__Objective__
Each entry must be reproduced precisely as it stands.

__Data entries__

►

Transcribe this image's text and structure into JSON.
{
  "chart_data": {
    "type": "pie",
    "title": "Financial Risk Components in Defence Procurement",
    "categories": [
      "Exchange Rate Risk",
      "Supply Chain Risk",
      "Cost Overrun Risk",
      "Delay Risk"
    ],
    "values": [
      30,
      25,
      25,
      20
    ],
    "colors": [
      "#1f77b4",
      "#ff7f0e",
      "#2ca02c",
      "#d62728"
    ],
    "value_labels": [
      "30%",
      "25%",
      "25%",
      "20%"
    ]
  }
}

◄

__The result__
Transcribe this image's text and structure into JSON.
{
  "chart_data": {
    "type": "pie",
    "title": "Financial Risk Components in Defence Procurement",
    "categories": [
      "Exchange Rate Risk",
      "Supply Chain Risk",
      "Cost Overrun Risk",
      "Delay Risk"
    ],
    "values": [
      30,
      25,
      25,
      20
    ],
    "colors": [
      "#1f77b4",
      "#ff7f0e",
      "#2ca02c",
      "#d62728"
    ],
    "value_labels": [
      "30%",
      "25%",
      "25%",
      "20%"
    ]
  }
}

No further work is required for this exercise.